[Part of a data file]
++++
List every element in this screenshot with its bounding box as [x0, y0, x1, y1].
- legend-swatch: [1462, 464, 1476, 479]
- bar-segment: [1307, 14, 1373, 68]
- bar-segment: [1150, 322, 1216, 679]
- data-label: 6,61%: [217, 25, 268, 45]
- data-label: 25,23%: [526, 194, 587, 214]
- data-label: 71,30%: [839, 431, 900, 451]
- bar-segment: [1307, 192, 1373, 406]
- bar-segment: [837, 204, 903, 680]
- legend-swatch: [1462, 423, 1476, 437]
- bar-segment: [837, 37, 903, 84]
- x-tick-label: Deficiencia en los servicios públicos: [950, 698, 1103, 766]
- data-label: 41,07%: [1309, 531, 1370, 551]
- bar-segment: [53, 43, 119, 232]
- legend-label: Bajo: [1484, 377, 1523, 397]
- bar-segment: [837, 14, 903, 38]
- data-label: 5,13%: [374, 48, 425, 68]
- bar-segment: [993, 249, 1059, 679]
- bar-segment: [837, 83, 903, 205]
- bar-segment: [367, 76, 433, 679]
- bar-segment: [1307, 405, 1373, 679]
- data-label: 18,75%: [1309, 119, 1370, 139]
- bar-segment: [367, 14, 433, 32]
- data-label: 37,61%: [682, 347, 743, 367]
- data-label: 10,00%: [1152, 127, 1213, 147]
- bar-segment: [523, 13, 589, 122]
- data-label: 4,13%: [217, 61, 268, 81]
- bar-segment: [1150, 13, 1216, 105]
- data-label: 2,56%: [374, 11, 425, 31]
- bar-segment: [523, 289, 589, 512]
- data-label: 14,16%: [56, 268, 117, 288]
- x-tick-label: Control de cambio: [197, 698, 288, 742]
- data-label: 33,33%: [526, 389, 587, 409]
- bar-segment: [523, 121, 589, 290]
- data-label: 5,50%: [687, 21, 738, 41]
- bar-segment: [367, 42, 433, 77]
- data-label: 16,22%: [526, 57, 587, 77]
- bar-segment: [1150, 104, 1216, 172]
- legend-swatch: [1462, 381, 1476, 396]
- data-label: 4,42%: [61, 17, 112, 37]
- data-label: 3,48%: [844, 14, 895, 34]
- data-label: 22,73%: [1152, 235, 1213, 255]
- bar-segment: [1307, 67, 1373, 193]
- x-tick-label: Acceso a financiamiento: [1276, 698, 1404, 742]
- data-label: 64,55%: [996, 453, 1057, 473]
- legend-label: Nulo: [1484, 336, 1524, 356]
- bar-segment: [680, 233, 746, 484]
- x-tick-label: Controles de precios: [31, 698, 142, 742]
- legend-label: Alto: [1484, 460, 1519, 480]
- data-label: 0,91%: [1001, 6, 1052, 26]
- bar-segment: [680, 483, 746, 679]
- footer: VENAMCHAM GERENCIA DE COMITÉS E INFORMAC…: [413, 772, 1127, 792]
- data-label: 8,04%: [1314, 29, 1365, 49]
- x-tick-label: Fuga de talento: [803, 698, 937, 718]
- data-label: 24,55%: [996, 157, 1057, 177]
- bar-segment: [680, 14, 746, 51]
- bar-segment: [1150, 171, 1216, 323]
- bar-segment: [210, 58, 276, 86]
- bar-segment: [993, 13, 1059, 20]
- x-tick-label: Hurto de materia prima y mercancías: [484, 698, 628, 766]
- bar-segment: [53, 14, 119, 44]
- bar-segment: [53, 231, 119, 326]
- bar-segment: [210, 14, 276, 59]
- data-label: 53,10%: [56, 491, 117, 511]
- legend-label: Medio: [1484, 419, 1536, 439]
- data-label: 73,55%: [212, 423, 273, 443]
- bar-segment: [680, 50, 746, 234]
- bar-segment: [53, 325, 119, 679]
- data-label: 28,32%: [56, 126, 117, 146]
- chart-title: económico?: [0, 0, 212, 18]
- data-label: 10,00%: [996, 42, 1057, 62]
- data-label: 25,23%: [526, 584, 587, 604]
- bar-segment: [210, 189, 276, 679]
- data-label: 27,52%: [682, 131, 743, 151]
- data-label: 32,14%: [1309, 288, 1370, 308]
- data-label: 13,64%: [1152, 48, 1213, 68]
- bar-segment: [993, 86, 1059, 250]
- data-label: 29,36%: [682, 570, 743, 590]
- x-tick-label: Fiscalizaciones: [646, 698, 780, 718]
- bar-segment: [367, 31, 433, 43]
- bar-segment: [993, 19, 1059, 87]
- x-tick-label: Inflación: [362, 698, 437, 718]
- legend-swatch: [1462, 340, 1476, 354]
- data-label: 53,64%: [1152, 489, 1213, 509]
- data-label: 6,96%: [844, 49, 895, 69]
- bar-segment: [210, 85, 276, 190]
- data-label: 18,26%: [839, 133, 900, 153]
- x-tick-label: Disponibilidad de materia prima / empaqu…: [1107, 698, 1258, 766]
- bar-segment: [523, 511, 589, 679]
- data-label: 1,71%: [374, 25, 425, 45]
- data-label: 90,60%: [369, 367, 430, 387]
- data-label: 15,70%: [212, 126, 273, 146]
++++
## Exercise aim
Reproduce all of the lines above without changing anything.

## Full solution
List every element in this screenshot with its bounding box as [x0, y0, x1, y1].
- legend-swatch: [1462, 464, 1476, 479]
- bar-segment: [1307, 14, 1373, 68]
- bar-segment: [1150, 322, 1216, 679]
- data-label: 6,61%: [217, 25, 268, 45]
- data-label: 25,23%: [526, 194, 587, 214]
- data-label: 71,30%: [839, 431, 900, 451]
- bar-segment: [1307, 192, 1373, 406]
- bar-segment: [837, 204, 903, 680]
- legend-swatch: [1462, 423, 1476, 437]
- bar-segment: [837, 37, 903, 84]
- x-tick-label: Deficiencia en los servicios públicos: [950, 698, 1103, 766]
- data-label: 41,07%: [1309, 531, 1370, 551]
- bar-segment: [53, 43, 119, 232]
- legend-label: Bajo: [1484, 377, 1523, 397]
- bar-segment: [837, 14, 903, 38]
- data-label: 5,13%: [374, 48, 425, 68]
- bar-segment: [993, 249, 1059, 679]
- bar-segment: [837, 83, 903, 205]
- bar-segment: [367, 76, 433, 679]
- bar-segment: [1307, 405, 1373, 679]
- data-label: 18,75%: [1309, 119, 1370, 139]
- bar-segment: [367, 14, 433, 32]
- data-label: 37,61%: [682, 347, 743, 367]
- data-label: 10,00%: [1152, 127, 1213, 147]
- bar-segment: [523, 13, 589, 122]
- data-label: 4,13%: [217, 61, 268, 81]
- bar-segment: [1150, 13, 1216, 105]
- data-label: 2,56%: [374, 11, 425, 31]
- bar-segment: [523, 289, 589, 512]
- data-label: 14,16%: [56, 268, 117, 288]
- x-tick-label: Control de cambio: [197, 698, 288, 742]
- data-label: 33,33%: [526, 389, 587, 409]
- bar-segment: [523, 121, 589, 290]
- data-label: 5,50%: [687, 21, 738, 41]
- bar-segment: [367, 42, 433, 77]
- data-label: 16,22%: [526, 57, 587, 77]
- bar-segment: [1150, 104, 1216, 172]
- legend-swatch: [1462, 381, 1476, 396]
- data-label: 4,42%: [61, 17, 112, 37]
- data-label: 3,48%: [844, 14, 895, 34]
- data-label: 22,73%: [1152, 235, 1213, 255]
- bar-segment: [1307, 67, 1373, 193]
- x-tick-label: Acceso a financiamiento: [1276, 698, 1404, 742]
- data-label: 64,55%: [996, 453, 1057, 473]
- legend-label: Nulo: [1484, 336, 1524, 356]
- bar-segment: [680, 233, 746, 484]
- x-tick-label: Controles de precios: [31, 698, 142, 742]
- legend-label: Alto: [1484, 460, 1519, 480]
- data-label: 0,91%: [1001, 6, 1052, 26]
- bar-segment: [680, 483, 746, 679]
- footer: VENAMCHAM GERENCIA DE COMITÉS E INFORMAC…: [413, 772, 1127, 792]
- data-label: 8,04%: [1314, 29, 1365, 49]
- x-tick-label: Fuga de talento: [803, 698, 937, 718]
- data-label: 24,55%: [996, 157, 1057, 177]
- bar-segment: [680, 14, 746, 51]
- bar-segment: [1150, 171, 1216, 323]
- bar-segment: [210, 58, 276, 86]
- bar-segment: [993, 13, 1059, 20]
- x-tick-label: Hurto de materia prima y mercancías: [484, 698, 628, 766]
- bar-segment: [53, 14, 119, 44]
- bar-segment: [53, 231, 119, 326]
- bar-segment: [210, 14, 276, 59]
- data-label: 53,10%: [56, 491, 117, 511]
- legend-label: Medio: [1484, 419, 1536, 439]
- data-label: 73,55%: [212, 423, 273, 443]
- bar-segment: [680, 50, 746, 234]
- bar-segment: [53, 325, 119, 679]
- data-label: 28,32%: [56, 126, 117, 146]
- chart-title: económico?: [0, 0, 212, 18]
- data-label: 10,00%: [996, 42, 1057, 62]
- data-label: 25,23%: [526, 584, 587, 604]
- bar-segment: [210, 189, 276, 679]
- data-label: 27,52%: [682, 131, 743, 151]
- data-label: 32,14%: [1309, 288, 1370, 308]
- data-label: 13,64%: [1152, 48, 1213, 68]
- bar-segment: [993, 86, 1059, 250]
- data-label: 29,36%: [682, 570, 743, 590]
- x-tick-label: Fiscalizaciones: [646, 698, 780, 718]
- bar-segment: [367, 31, 433, 43]
- bar-segment: [993, 19, 1059, 87]
- x-tick-label: Inflación: [362, 698, 437, 718]
- legend-swatch: [1462, 340, 1476, 354]
- data-label: 53,64%: [1152, 489, 1213, 509]
- data-label: 6,96%: [844, 49, 895, 69]
- bar-segment: [210, 85, 276, 190]
- data-label: 18,26%: [839, 133, 900, 153]
- x-tick-label: Disponibilidad de materia prima / empaqu…: [1107, 698, 1258, 766]
- bar-segment: [523, 511, 589, 679]
- data-label: 1,71%: [374, 25, 425, 45]
- data-label: 90,60%: [369, 367, 430, 387]
- data-label: 15,70%: [212, 126, 273, 146]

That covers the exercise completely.